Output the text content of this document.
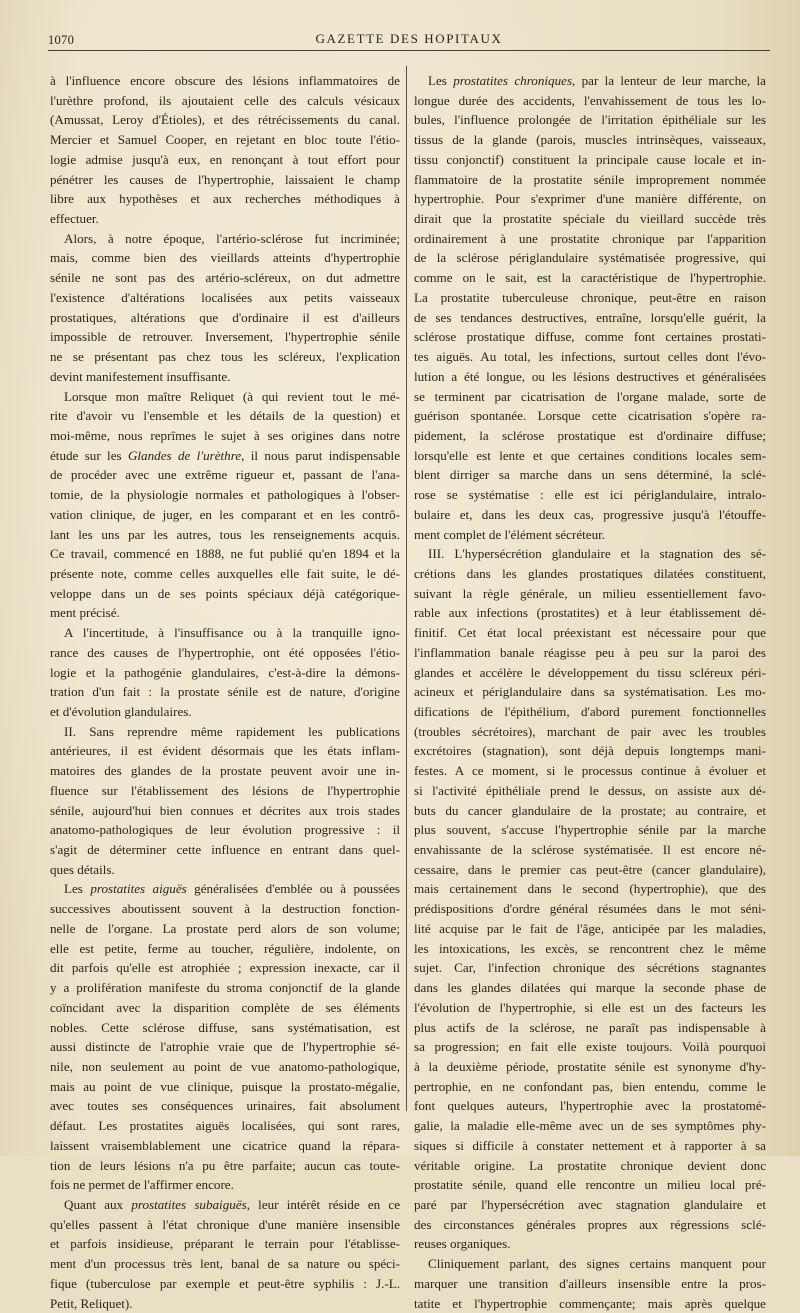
1070	GAZETTE DES HOPITAUX
à l'influence encore obscure des lésions inflammatoires de
l'urèthre profond, ils ajoutaient celle des calculs vésicaux
(Amussat, Leroy d'Étioles), et des rétrécissements du canal.
Mercier et Samuel Cooper, en rejetant en bloc toute l'étio-
logie admise jusqu'à eux, en renonçant à tout effort pour
pénétrer les causes de l'hypertrophie, laissaient le champ
libre aux hypothèses et aux recherches méthodiques à
effectuer.
Alors, à notre époque, l'artério-sclérose fut incriminée;
mais, comme bien des vieillards atteints d'hypertrophie
sénile ne sont pas des artério-scléreux, on dut admettre
l'existence d'altérations localisées aux petits vaisseaux
prostatiques, altérations que d'ordinaire il est d'ailleurs
impossible de retrouver. Inversement, l'hypertrophie sénile
ne se présentant pas chez tous les scléreux, l'explication
devint manifestement insuffisante.
Lorsque mon maître Reliquet (à qui revient tout le mé-
rite d'avoir vu l'ensemble et les détails de la question) et
moi-même, nous reprîmes le sujet à ses origines dans notre
étude sur les Glandes de l'urèthre, il nous parut indispensable
de procéder avec une extrême rigueur et, passant de l'ana-
tomie, de la physiologie normales et pathologiques à l'obser-
vation clinique, de juger, en les comparant et en les contrô-
lant les uns par les autres, tous les renseignements acquis.
Ce travail, commencé en 1888, ne fut publié qu'en 1894 et la
présente note, comme celles auxquelles elle fait suite, le dé-
veloppe dans un de ses points spéciaux déjà catégorique-
ment précisé.
A l'incertitude, à l'insuffisance ou à la tranquille igno-
rance des causes de l'hypertrophie, ont été opposées l'étio-
logie et la pathogénie glandulaires, c'est-à-dire la démons-
tration d'un fait : la prostate sénile est de nature, d'origine
et d'évolution glandulaires.
II. Sans reprendre même rapidement les publications
antérieures, il est évident désormais que les états inflam-
matoires des glandes de la prostate peuvent avoir une in-
fluence sur l'établissement des lésions de l'hypertrophie
sénile, aujourd'hui bien connues et décrites aux trois stades
anatomo-pathologiques de leur évolution progressive : il
s'agit de déterminer cette influence en entrant dans quel-
ques détails.
Les prostatites aiguës généralisées d'emblée ou à poussées
successives aboutissent souvent à la destruction fonction-
nelle de l'organe. La prostate perd alors de son volume;
elle est petite, ferme au toucher, régulière, indolente, on
dit parfois qu'elle est atrophiée ; expression inexacte, car il
y a prolifération manifeste du stroma conjonctif de la glande
coïncidant avec la disparition complète de ses éléments
nobles. Cette sclérose diffuse, sans systématisation, est
aussi distincte de l'atrophie vraie que de l'hypertrophie sé-
nile, non seulement au point de vue anatomo-pathologique,
mais au point de vue clinique, puisque la prostato-mégalie,
avec toutes ses conséquences urinaires, fait absolument
défaut. Les prostatites aiguës localisées, qui sont rares,
laissent vraisemblablement une cicatrice quand la répara-
tion de leurs lésions n'a pu être parfaite; aucun cas toute-
fois ne permet de l'affirmer encore.
Quant aux prostatites subaiguës, leur intérêt réside en ce
qu'elles passent à l'état chronique d'une manière insensible
et parfois insidieuse, préparant le terrain pour l'établisse-
ment d'un processus très lent, banal de sa nature ou spéci-
fique (tuberculose par exemple et peut-être syphilis : J.-L.
Petit, Reliquet).
Les prostatites chroniques, par la lenteur de leur marche, la
longue durée des accidents, l'envahissement de tous les lo-
bules, l'influence prolongée de l'irritation épithéliale sur les
tissus de la glande (parois, muscles intrinsèques, vaisseaux,
tissu conjonctif) constituent la principale cause locale et in-
flammatoire de la prostatite sénile improprement nommée
hypertrophie. Pour s'exprimer d'une manière différente, on
dirait que la prostatite spéciale du vieillard succède très
ordinairement à une prostatite chronique par l'apparition
de la sclérose périglandulaire systématisée progressive, qui
comme on le sait, est la caractéristique de l'hypertrophie.
La prostatite tuberculeuse chronique, peut-être en raison
de ses tendances destructives, entraîne, lorsqu'elle guérit, la
sclérose prostatique diffuse, comme font certaines prostati-
tes aiguës. Au total, les infections, surtout celles dont l'évo-
lution a été longue, ou les lésions destructives et généralisées
se terminent par cicatrisation de l'organe malade, sorte de
guérison spontanée. Lorsque cette cicatrisation s'opère ra-
pidement, la sclérose prostatique est d'ordinaire diffuse;
lorsqu'elle est lente et que certaines conditions locales sem-
blent dirriger sa marche dans un sens déterminé, la sclé-
rose se systématise : elle est ici périglandulaire, intralo-
bulaire et, dans les deux cas, progressive jusqu'à l'étouffe-
ment complet de l'élément sécréteur.
III. L'hypersécrétion glandulaire et la stagnation des sé-
crétions dans les glandes prostatiques dilatées constituent,
suivant la règle générale, un milieu essentiellement favo-
rable aux infections (prostatites) et à leur établissement dé-
finitif. Cet état local préexistant est nécessaire pour que
l'inflammation banale réagisse peu à peu sur la paroi des
glandes et accélère le développement du tissu scléreux péri-
acineux et périglandulaire dans sa systématisation. Les mo-
difications de l'épithélium, d'abord purement fonctionnelles
(troubles sécrétoires), marchant de pair avec les troubles
excrétoires (stagnation), sont déjà depuis longtemps mani-
festes. A ce moment, si le processus continue à évoluer et
si l'activité épithéliale prend le dessus, on assiste aux dé-
buts du cancer glandulaire de la prostate; au contraire, et
plus souvent, s'accuse l'hypertrophie sénile par la marche
envahissante de la sclérose systématisée. Il est encore né-
cessaire, dans le premier cas peut-être (cancer glandulaire),
mais certainement dans le second (hypertrophie), que des
prédispositions d'ordre général résumées dans le mot séni-
lité acquise par le fait de l'âge, anticipée par les maladies,
les intoxications, les excès, se rencontrent chez le même
sujet. Car, l'infection chronique des sécrétions stagnantes
dans les glandes dilatées qui marque la seconde phase de
l'évolution de l'hypertrophie, si elle est un des facteurs les
plus actifs de la sclérose, ne paraît pas indispensable à
sa progression; en fait elle existe toujours. Voilà pourquoi
à la deuxième période, prostatite sénile est synonyme d'hy-
pertrophie, en ne confondant pas, bien entendu, comme le
font quelques auteurs, l'hypertrophie avec la prostatomé-
galie, la maladie elle-même avec un de ses symptômes phy-
siques si difficile à constater nettement et à rapporter à sa
véritable origine. La prostatite chronique devient donc
prostatite sénile, quand elle rencontre un milieu local pré-
paré par l'hypersécrétion avec stagnation glandulaire et
des circonstances générales propres aux régressions sclé-
reuses organiques.
Cliniquement parlant, des signes certains manquent pour
marquer une transition d'ailleurs insensible entre la pros-
tatite et l'hypertrophie commençante; mais après quelque
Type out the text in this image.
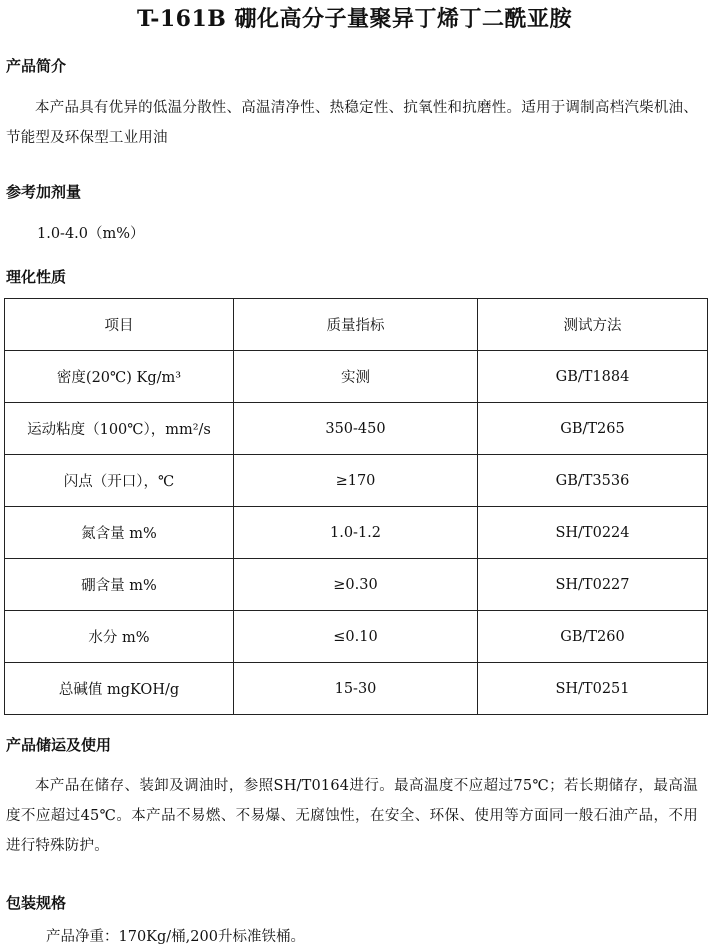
T-161B 硼化高分子量聚异丁烯丁二酰亚胺
产品简介
本产品具有优异的低温分散性、高温清净性、热稳定性、抗氧性和抗磨性。适用于调制高档汽柴机油、节能型及环保型工业用油
参考加剂量
1.0-4.0（m%）
理化性质
项目	质量指标	测试方法
密度(20℃) Kg/m³	实测	GB/T1884
运动粘度（100℃），mm²/s	350-450	GB/T265
闪点（开口），℃	≥170	GB/T3536
氮含量 m%	1.0-1.2	SH/T0224
硼含量 m%	≥0.30	SH/T0227
水分 m%	≤0.10	GB/T260
总碱值 mgKOH/g	15-30	SH/T0251
产品储运及使用
本产品在储存、装卸及调油时，参照SH/T0164进行。最高温度不应超过75℃；若长期储存，最高温度不应超过45℃。本产品不易燃、不易爆、无腐蚀性，在安全、环保、使用等方面同一般石油产品，不用进行特殊防护。
包装规格
产品净重：170Kg/桶,200升标准铁桶。
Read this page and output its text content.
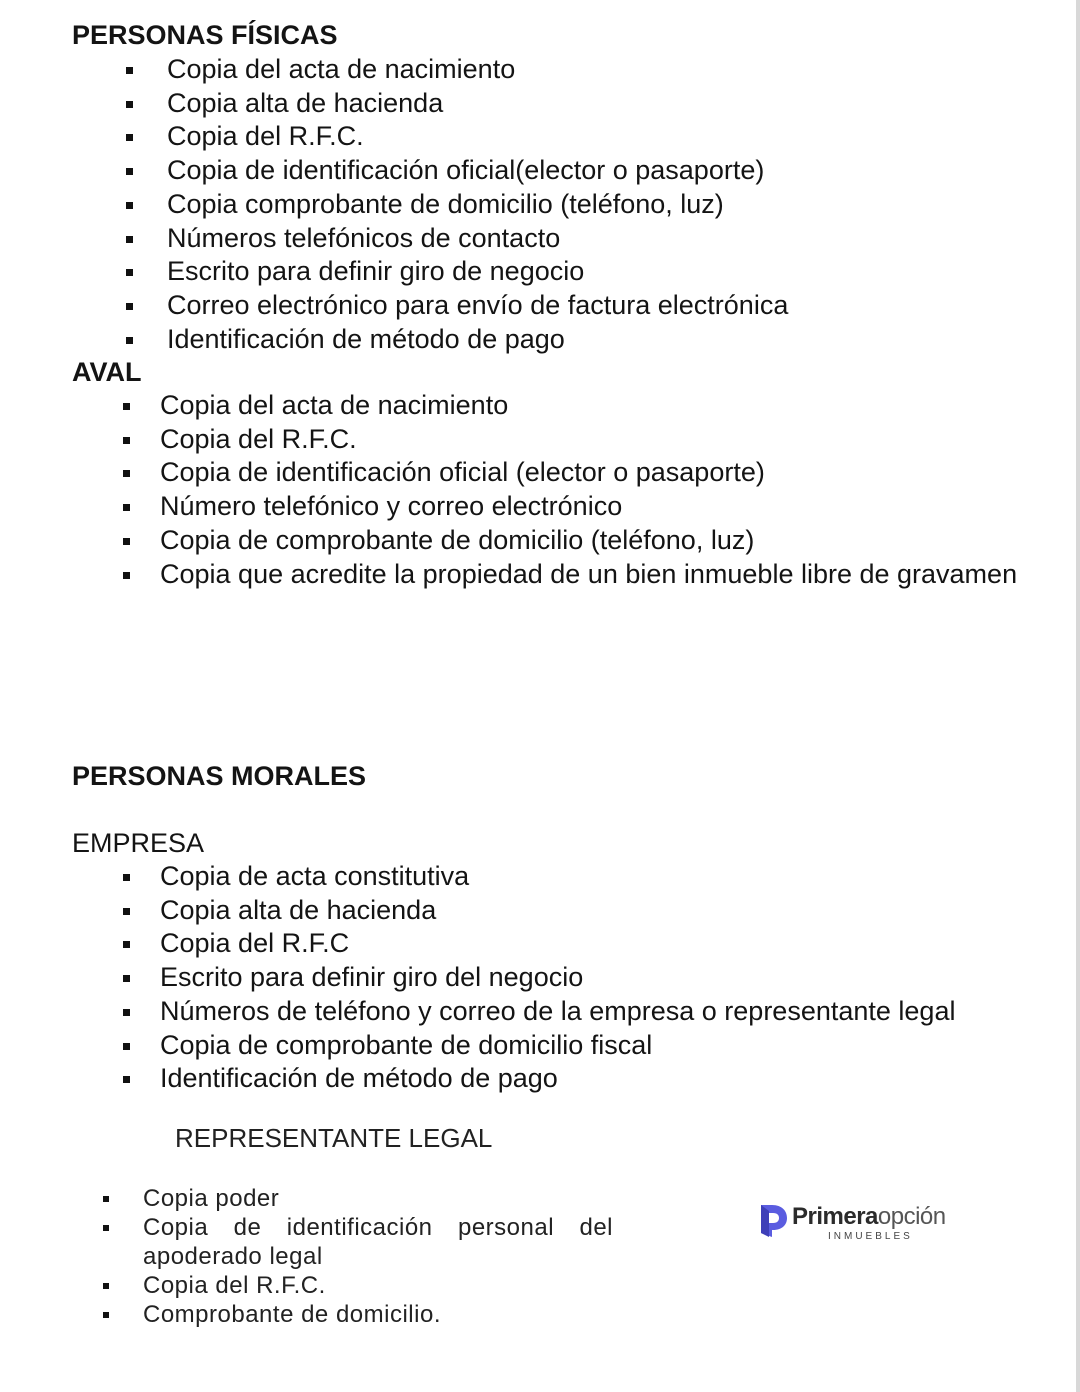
PERSONAS FÍSICAS
Copia del acta de nacimiento
Copia alta de hacienda
Copia del R.F.C.
Copia de identificación oficial(elector o pasaporte)
Copia comprobante de domicilio (teléfono, luz)
Números telefónicos de contacto
Escrito para definir giro de negocio
Correo electrónico para envío de factura electrónica
Identificación de método de pago
AVAL
Copia del acta de nacimiento
Copia del R.F.C.
Copia de identificación oficial (elector o pasaporte)
Número telefónico y correo electrónico
Copia de comprobante de domicilio (teléfono, luz)
Copia que acredite la propiedad de un bien inmueble libre de gravamen
PERSONAS MORALES

EMPRESA

Copia de acta constitutiva
Copia alta de hacienda
Copia del R.F.C
Escrito para definir giro del negocio
Números de teléfono y correo de la empresa o representante legal
Copia de comprobante de domicilio fiscal
Identificación de método de pago

REPRESENTANTE LEGAL

Copia poder
Copia de identificación personal del
apoderado legal
Copia del R.F.C.
Comprobante de domicilio.
Primeraopción
INMUEBLES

TASK BRIEF> Copy the final stretch of lines, starting at the one that holds "Read this page and output its text content." and ending at the last line of the data, exactly; omit pictures.

EXERCISE ANSWER>
Read this page and output its text content.
PERSONAS FÍSICAS
Copia del acta de nacimiento
Copia alta de hacienda
Copia del R.F.C.
Copia de identificación oficial(elector o pasaporte)
Copia comprobante de domicilio (teléfono, luz)
Números telefónicos de contacto
Escrito para definir giro de negocio
Correo electrónico para envío de factura electrónica
Identificación de método de pago
AVAL
Copia del acta de nacimiento
Copia del R.F.C.
Copia de identificación oficial (elector o pasaporte)
Número telefónico y correo electrónico
Copia de comprobante de domicilio (teléfono, luz)
Copia que acredite la propiedad de un bien inmueble libre de gravamen
PERSONAS MORALES

EMPRESA

Copia de acta constitutiva
Copia alta de hacienda
Copia del R.F.C
Escrito para definir giro del negocio
Números de teléfono y correo de la empresa o representante legal
Copia de comprobante de domicilio fiscal
Identificación de método de pago

REPRESENTANTE LEGAL

Copia poder
Copia de identificación personal del
apoderado legal
Copia del R.F.C.
Comprobante de domicilio.
Primeraopción
INMUEBLES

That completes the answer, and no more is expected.